(Supplied data Opens)

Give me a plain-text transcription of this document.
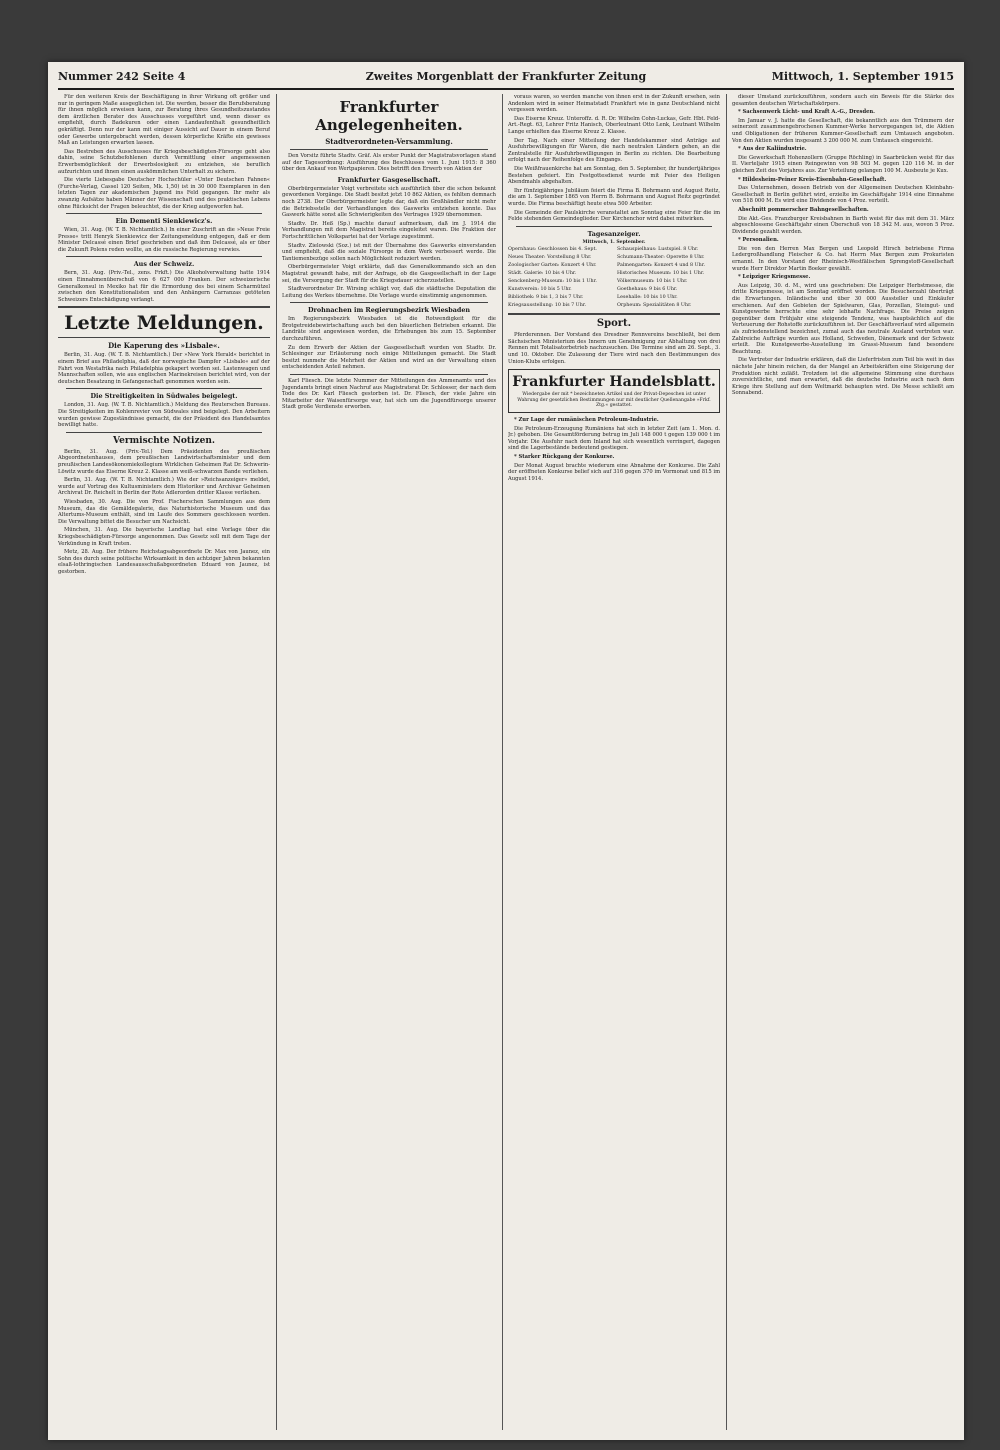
Nummer 242 Seite 4	Zweites Morgenblatt der Frankfurter Zeitung	Mittwoch, 1. September 1915

Für den weiteren Kreis der Beschäftigung in ihrer Wirkung oft größer und nur in geringem Maße ausgeglichen ist. Die werden, besser die Berufsberatung für ihnen möglich erweisen kann, zur Beratung ihres Gesundheitszustandes dem ärztlichen Berater des Ausschusses vorgeführt und, wenn dieser es empfiehlt, durch Badekuren oder einen Landaufenthalt gesundheitlich gekräftigt. Denn nur der kann mit einiger Aussicht auf Dauer in einem Beruf oder Gewerbe untergebracht werden, dessen körperliche Kräfte ein gewisses Maß an Leistungen erwarten lassen.

Das Bestreben des Ausschusses für Kriegsbeschädigten-Fürsorge geht also dahin, seine Schutzbefohlenen durch Vermittlung einer angemessenen Erwerbsmöglichkeit der Erwerbslosigkeit zu entziehen, sie beruflich aufzurichten und ihnen einen auskömmlichen Unterhalt zu sichern.

Die vierte Liebesgabe Deutscher Hochschüler »Unter Deutschen Fahnen« (Furche-Verlag, Cassel 120 Seiten, Mk. 1,50) ist in 30 000 Exemplaren in den letzten Tagen zur akademischen Jugend ins Feld gegangen. Ihr mehr als zwanzig Aufsätze haben Männer der Wissenschaft und des praktischen Lebens ohne Rücksicht der Fragen beleuchtet, die der Krieg aufgeworfen hat.

Ein Dementi Sienkiewicz's.

Wien, 31. Aug. (W. T. B. Nichtamtlich.) In einer Zuschrift an die »Neue Freie Presse« tritt Henryk Sienkiewicz der Zeitungsmeldung entgegen, daß er dem Minister Delcassé einen Brief geschrieben und daß ihm Delcassé, als er über die Zukunft Polens reden wollte, an die russische Regierung verwies.

Aus der Schweiz.

Bern, 31. Aug. (Priv.-Tel., zens. Frkft.) Die Alkoholverwaltung hatte 1914 einen Einnahmenüberschuß von 6 627 000 Franken. Der schweizerische Generalkonsul in Mexiko hat für die Ermordung des bei einem Scharmützel zwischen den Konstitutionalisten und den Anhängern Carranzas getöteten Schweizers Entschädigung verlangt.

Letzte Meldungen.
Die Kaperung des »Lisbale«.

Berlin, 31. Aug. (W. T. B. Nichtamtlich.) Der »New York Herald« berichtet in einem Brief aus Philadelphia, daß der norwegische Dampfer »Lisbale« auf der Fahrt von Westafrika nach Philadelphia gekapert worden sei. Lastenwagen und Mannschaften sollen, wie aus englischen Marinekreisen berichtet wird, von der deutschen Besatzung in Gefangenschaft genommen worden sein.

Die Streitigkeiten in Südwales beigelegt.

London, 31. Aug. (W. T. B. Nichtamtlich.) Meldung des Reuterschen Bureaus. Die Streitigkeiten im Kohlenrevier von Südwales sind beigelegt. Den Arbeitern wurden gewisse Zugeständnisse gemacht, die der Präsident des Handelsamtes bewilligt hatte.

Vermischte Notizen.

Berlin, 31. Aug. (Priv.-Tel.) Dem Präsidenten des preußischen Abgeordnetenhauses, dem preußischen Landwirtschaftsminister und dem preußischen Landesökonomiekollegium Wirklichen Geheimen Rat Dr. Schwerin-Löwitz wurde das Eiserne Kreuz 2. Klasse am weiß-schwarzen Bande verliehen.

Berlin, 31. Aug. (W. T. B. Nichtamtlich.) Wie der »Reichsanzeiger« meldet, wurde auf Vortrag des Kultusministers dem Historiker und Archivar Geheimen Archivrat Dr. Reichelt in Berlin der Rote Adlerorden dritter Klasse verliehen.

Wiesbaden, 30. Aug. Die von Prof. Fischerschen Sammlungen aus dem Museum, das die Gemäldegalerie, das Naturhistorische Museum und das Altertums-Museum enthält, sind im Laufe des Sommers geschlossen worden. Die Verwaltung bittet die Besucher um Nachsicht.

München, 31. Aug. Die bayerische Landtag hat eine Vorlage über die Kriegsbeschädigten-Fürsorge angenommen. Das Gesetz soll mit dem Tage der Verkündung in Kraft treten.

Metz, 28. Aug. Der frühere Reichstagsabgeordnete Dr. Max von Jaunez, ein Sohn des durch seine politische Wirksamkeit in den achtziger Jahren bekannten elsaß-lothringischen Landesausschußabgeordneten Eduard von Jaunez, ist gestorben.

Frankfurter Angelegenheiten.
Stadtverordneten-Versammlung.

Den Vorsitz führte Stadtv. Gräf. Als erster Punkt der Magistratsvorlagen stand auf der Tagesordnung: Ausführung des Beschlusses vom 1. Juni 1915: 8 360 über den Ankauf von Wertpapieren. Dies betrifft den Erwerb von Aktien der

Frankfurter Gasgesellschaft.

Oberbürgermeister Voigt verbreitete sich ausführlich über die schon bekannt gewordenen Vorgänge. Die Stadt besitzt jetzt 10 862 Aktien, es fehlten demnach noch 2738. Der Oberbürgermeister legte dar, daß ein Großhändler nicht mehr die Betriebsstelle der Verhandlungen des Gaswerks entziehen konnte. Das Gaswerk hätte sonst alle Schwierigkeiten des Vertrages 1929 übernommen.

Stadtv. Dr. Heß (Sp.) machte darauf aufmerksam, daß im J. 1914 die Verhandlungen mit dem Magistrat bereits eingeleitet waren. Die Fraktion der Fortschrittlichen Volkspartei hat der Vorlage zugestimmt.

Stadtv. Zielowski (Soz.) ist mit der Übernahme des Gaswerks einverstanden und empfiehlt, daß die soziale Fürsorge in dem Werk verbessert werde. Die Tantiemenbezüge sollen nach Möglichkeit reduziert werden.

Oberbürgermeister Voigt erklärte, daß das Generalkommando sich an den Magistrat gewandt habe, mit der Anfrage, ob die Gasgesellschaft in der Lage sei, die Versorgung der Stadt für die Kriegsdauer sicherzustellen.

Stadtverordneter Dr. Wirsing schlägt vor, daß die städtische Deputation die Leitung des Werkes übernehme. Die Vorlage wurde einstimmig angenommen.

Drohnachen im Regierungsbezirk Wiesbaden

Im Regierungsbezirk Wiesbaden ist die Rotwendigkeit für die Brotgetreidebewirtschaftung auch bei den bäuerlichen Betrieben erkannt. Die Landräte sind angewiesen worden, die Erhebungen bis zum 15. September durchzuführen.

Zu dem Erwerb der Aktien der Gasgesellschaft wurden von Stadtv. Dr. Schlesinger zur Erläuterung noch einige Mitteilungen gemacht. Die Stadt besitzt nunmehr die Mehrheit der Aktien und wird an der Verwaltung einen entscheidenden Anteil nehmen.

Karl Fliesch. Die letzte Nummer der Mitteilungen des Ammenamts und des Jugendamts bringt einen Nachruf aus Magistratsrat Dr. Schlosser, der nach dem Tode des Dr. Karl Fliesch gestorben ist. Dr. Fliesch, der viele Jahre ein Mitarbeiter der Waisenfürsorge war, hat sich um die Jugendfürsorge unserer Stadt große Verdienste erworben.

voraus waren, so werden manche von ihnen erst in der Zukunft ersehen, sein Andenken wird in seiner Heimatstadt Frankfurt wie in ganz Deutschland nicht vergessen werden.

Das Eiserne Kreuz. Unteroffz. d. R. Dr. Wilhelm Cohn-Luckas, Gefr. Hbt. Feld-Art.-Regt. 63, Lehrer Fritz Hanisch, Oberleutnant Otto Lenk, Leutnant Wilhelm Lange erhielten das Eiserne Kreuz 2. Klasse.

Der Tag. Nach einer Mitteilung der Handelskammer sind Anträge auf Ausfuhrbewilligungen für Waren, die nach neutralen Ländern gehen, an die Zentralstelle für Ausfuhrbewilligungen in Berlin zu richten. Die Bearbeitung erfolgt nach der Reihenfolge des Eingangs.

Die Weißfrauenkirche hat am Sonntag, den 5. September, ihr hundertjähriges Bestehen gefeiert. Ein Festgottesdienst wurde mit Feier des Heiligen Abendmahls abgehalten.

Ihr fünfzigjähriges Jubiläum feiert die Firma B. Bohrmann und August Reitz, die am 1. September 1865 von Herrn B. Bohrmann und August Reitz gegründet wurde. Die Firma beschäftigt heute etwa 500 Arbeiter.

Die Gemeinde der Paulskirche veranstaltet am Sonntag eine Feier für die im Felde stehenden Gemeindeglieder. Der Kirchenchor wird dabei mitwirken.

Tagesanzeiger.
Mittwoch, 1. September.
Opernhaus: Geschlossen bis 4. Sept.	Schauspielhaus: Lustspiel. 8 Uhr.
Neues Theater: Vorstellung 8 Uhr.	Schumann-Theater: Operette 8 Uhr.
Zoologischer Garten: Konzert 4 Uhr.	Palmengarten: Konzert 4 und 8 Uhr.
Städt. Galerie: 10 bis 4 Uhr.	Historisches Museum: 10 bis 1 Uhr.
Senckenberg-Museum: 10 bis 1 Uhr.	Völkermuseum: 10 bis 1 Uhr.
Kunstverein: 10 bis 5 Uhr.	Goethehaus: 9 bis 6 Uhr.
Bibliothek: 9 bis 1, 3 bis 7 Uhr.	Lesehalle: 10 bis 10 Uhr.
Kriegsausstellung: 10 bis 7 Uhr.	Orpheum: Spezialitäten 8 Uhr.
Sport.

Pferderennen. Der Vorstand des Dresdner Rennvereins beschließt, bei dem Sächsischen Ministerium des Innern um Genehmigung zur Abhaltung von drei Rennen mit Totalisatorbetrieb nachzusuchen. Die Termine sind am 26. Sept., 3. und 10. Oktober. Die Zulassung der Tiere wird nach den Bestimmungen des Union-Klubs erfolgen.

Frankfurter Handelsblatt.
Wiedergabe der mit * bezeichneten Artikel und der Privat-Depeschen ist unter Wahrung der gesetzlichen Bestimmungen nur mit deutlicher Quellenangabe »Frkf. Ztg.« gestattet.

* Zur Lage der rumänischen Petroleum-Industrie.

Die Petroleum-Erzeugung Rumäniens hat sich in letzter Zeit (am 1. Mon. d. Jr.) gehoben. Die Gesamtförderung betrug im Juli 148 000 t gegen 139 000 t im Vorjahr. Die Ausfuhr nach dem Inland hat sich wesentlich verringert, dagegen sind die Lagerbestände bedeutend gestiegen.

* Starker Rückgang der Konkurse.

Der Monat August brachte wiederum eine Abnahme der Konkurse. Die Zahl der eröffneten Konkurse belief sich auf 316 gegen 370 im Vormonat und 815 im August 1914.

dieser Umstand zurückzuführen, sondern auch ein Beweis für die Stärke des gesamten deutschen Wirtschaftskörpers.

* Sachsenwerk Licht- und Kraft A.-G., Dresden.

Im Januar v. J. hatte die Gesellschaft, die bekanntlich aus den Trümmern der seinerzeit zusammengebrochenen Kummer-Werke hervorgegangen ist, die Aktien und Obligationen der früheren Kummer-Gesellschaft zum Umtausch angeboten. Von den Aktien wurden insgesamt 3 200 000 M. zum Umtausch eingereicht.

* Aus der Kaliindustrie.

Die Gewerkschaft Hohenzollern (Gruppe Röchling) in Saarbrücken weist für das II. Vierteljahr 1915 einen Reingewinn von 98 503 M. gegen 120 116 M. in der gleichen Zeit des Vorjahres aus. Zur Verteilung gelangen 100 M. Ausbeute je Kux.

* Hildesheim-Peiner Kreis-Eisenbahn-Gesellschaft.

Das Unternehmen, dessen Betrieb von der Allgemeinen Deutschen Kleinbahn-Gesellschaft in Berlin geführt wird, erzielte im Geschäftsjahr 1914 eine Einnahme von 518 000 M. Es wird eine Dividende von 4 Proz. verteilt.

Abschnitt pommerscher Bahngesellschaften.

Die Akt.-Ges. Franzburger Kreisbahnen in Barth weist für das mit dem 31. März abgeschlossene Geschäftsjahr einen Überschuß von 18 342 M. aus, wovon 5 Proz. Dividende gezahlt werden.

* Personalien.

Die von den Herren Max Bergen und Leopold Hirsch betriebene Firma Ledergroßhandlung Fleischer & Co. hat Herrn Max Bergen zum Prokuristen ernannt. In den Vorstand der Rheinisch-Westfälischen Sprengstoff-Gesellschaft wurde Herr Direktor Martin Boeker gewählt.

* Leipziger Kriegsmesse.

Aus Leipzig, 30. d. M., wird uns geschrieben: Die Leipziger Herbstmesse, die dritte Kriegsmesse, ist am Sonntag eröffnet worden. Die Besucherzahl überträgt die Erwartungen. Inländische und über 30 000 Aussteller und Einkäufer erschienen. Auf den Gebieten der Spielwaren, Glas, Porzellan, Steingut- und Kunstgewerbe herrschte eine sehr lebhafte Nachfrage. Die Preise zeigen gegenüber dem Frühjahr eine steigende Tendenz, was hauptsächlich auf die Verteuerung der Rohstoffe zurückzuführen ist. Der Geschäftsverlauf wird allgemein als zufriedenstellend bezeichnet, zumal auch das neutrale Ausland vertreten war. Zahlreiche Aufträge wurden aus Holland, Schweden, Dänemark und der Schweiz erteilt. Die Kunstgewerbe-Ausstellung im Grassi-Museum fand besondere Beachtung.

Die Vertreter der Industrie erklären, daß die Lieferfristen zum Teil bis weit in das nächste Jahr hinein reichen, da der Mangel an Arbeitskräften eine Steigerung der Produktion nicht zuläßt. Trotzdem ist die allgemeine Stimmung eine durchaus zuversichtliche, und man erwartet, daß die deutsche Industrie auch nach dem Kriege ihre Stellung auf dem Weltmarkt behaupten wird. Die Messe schließt am Sonnabend.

(Supplied data Closes)

Problem details -> For the records above, state the count of lines where "beigelegt" appears, without any other text.

Exercise output -> 2